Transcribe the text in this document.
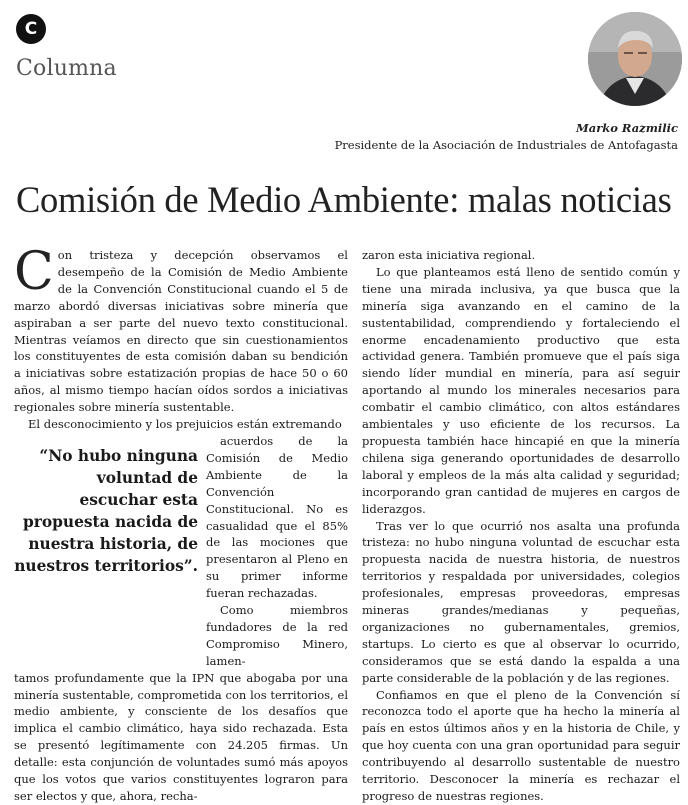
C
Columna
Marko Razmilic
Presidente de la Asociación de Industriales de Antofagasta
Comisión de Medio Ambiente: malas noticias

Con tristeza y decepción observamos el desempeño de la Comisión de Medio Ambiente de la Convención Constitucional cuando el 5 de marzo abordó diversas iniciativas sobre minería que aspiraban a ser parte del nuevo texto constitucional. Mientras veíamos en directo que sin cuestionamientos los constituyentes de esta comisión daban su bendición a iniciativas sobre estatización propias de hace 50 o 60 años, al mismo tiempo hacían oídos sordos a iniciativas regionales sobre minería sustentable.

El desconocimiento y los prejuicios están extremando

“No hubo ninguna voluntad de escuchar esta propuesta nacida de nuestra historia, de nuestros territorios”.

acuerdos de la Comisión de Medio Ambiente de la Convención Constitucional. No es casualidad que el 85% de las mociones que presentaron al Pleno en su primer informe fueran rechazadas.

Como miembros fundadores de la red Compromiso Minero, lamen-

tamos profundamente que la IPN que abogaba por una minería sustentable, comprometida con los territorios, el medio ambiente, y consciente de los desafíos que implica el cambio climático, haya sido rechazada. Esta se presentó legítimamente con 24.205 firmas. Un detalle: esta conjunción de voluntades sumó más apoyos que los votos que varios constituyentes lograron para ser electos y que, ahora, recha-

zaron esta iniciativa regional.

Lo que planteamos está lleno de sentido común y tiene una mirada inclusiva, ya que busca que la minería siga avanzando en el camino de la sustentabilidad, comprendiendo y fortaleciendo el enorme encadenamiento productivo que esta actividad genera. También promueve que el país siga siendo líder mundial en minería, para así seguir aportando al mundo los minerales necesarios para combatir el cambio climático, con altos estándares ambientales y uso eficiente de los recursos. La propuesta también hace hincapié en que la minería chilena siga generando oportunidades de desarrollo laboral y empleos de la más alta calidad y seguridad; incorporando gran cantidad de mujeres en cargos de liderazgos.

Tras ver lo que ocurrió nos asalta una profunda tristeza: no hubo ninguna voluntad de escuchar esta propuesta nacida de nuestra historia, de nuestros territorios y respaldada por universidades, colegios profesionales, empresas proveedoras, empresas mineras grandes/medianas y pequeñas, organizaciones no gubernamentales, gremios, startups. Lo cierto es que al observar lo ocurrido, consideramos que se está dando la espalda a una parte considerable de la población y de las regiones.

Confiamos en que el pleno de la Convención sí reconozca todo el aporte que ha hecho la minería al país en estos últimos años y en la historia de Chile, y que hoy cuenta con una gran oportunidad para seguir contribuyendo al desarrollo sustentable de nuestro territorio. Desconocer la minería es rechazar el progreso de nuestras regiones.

★ ★ ★ ★ ★

* Your task:
Make an exact copy of every entry above, minus the images.

* Answer below:
Transcribe the text in this document.
C
Columna
Marko Razmilic
Presidente de la Asociación de Industriales de Antofagasta
Comisión de Medio Ambiente: malas noticias

Con tristeza y decepción observamos el desempeño de la Comisión de Medio Ambiente de la Convención Constitucional cuando el 5 de marzo abordó diversas iniciativas sobre minería que aspiraban a ser parte del nuevo texto constitucional. Mientras veíamos en directo que sin cuestionamientos los constituyentes de esta comisión daban su bendición a iniciativas sobre estatización propias de hace 50 o 60 años, al mismo tiempo hacían oídos sordos a iniciativas regionales sobre minería sustentable.

El desconocimiento y los prejuicios están extremando

“No hubo ninguna voluntad de escuchar esta propuesta nacida de nuestra historia, de nuestros territorios”.

acuerdos de la Comisión de Medio Ambiente de la Convención Constitucional. No es casualidad que el 85% de las mociones que presentaron al Pleno en su primer informe fueran rechazadas.

Como miembros fundadores de la red Compromiso Minero, lamen-

tamos profundamente que la IPN que abogaba por una minería sustentable, comprometida con los territorios, el medio ambiente, y consciente de los desafíos que implica el cambio climático, haya sido rechazada. Esta se presentó legítimamente con 24.205 firmas. Un detalle: esta conjunción de voluntades sumó más apoyos que los votos que varios constituyentes lograron para ser electos y que, ahora, recha-

zaron esta iniciativa regional.

Lo que planteamos está lleno de sentido común y tiene una mirada inclusiva, ya que busca que la minería siga avanzando en el camino de la sustentabilidad, comprendiendo y fortaleciendo el enorme encadenamiento productivo que esta actividad genera. También promueve que el país siga siendo líder mundial en minería, para así seguir aportando al mundo los minerales necesarios para combatir el cambio climático, con altos estándares ambientales y uso eficiente de los recursos. La propuesta también hace hincapié en que la minería chilena siga generando oportunidades de desarrollo laboral y empleos de la más alta calidad y seguridad; incorporando gran cantidad de mujeres en cargos de liderazgos.

Tras ver lo que ocurrió nos asalta una profunda tristeza: no hubo ninguna voluntad de escuchar esta propuesta nacida de nuestra historia, de nuestros territorios y respaldada por universidades, colegios profesionales, empresas proveedoras, empresas mineras grandes/medianas y pequeñas, organizaciones no gubernamentales, gremios, startups. Lo cierto es que al observar lo ocurrido, consideramos que se está dando la espalda a una parte considerable de la población y de las regiones.

Confiamos en que el pleno de la Convención sí reconozca todo el aporte que ha hecho la minería al país en estos últimos años y en la historia de Chile, y que hoy cuenta con una gran oportunidad para seguir contribuyendo al desarrollo sustentable de nuestro territorio. Desconocer la minería es rechazar el progreso de nuestras regiones.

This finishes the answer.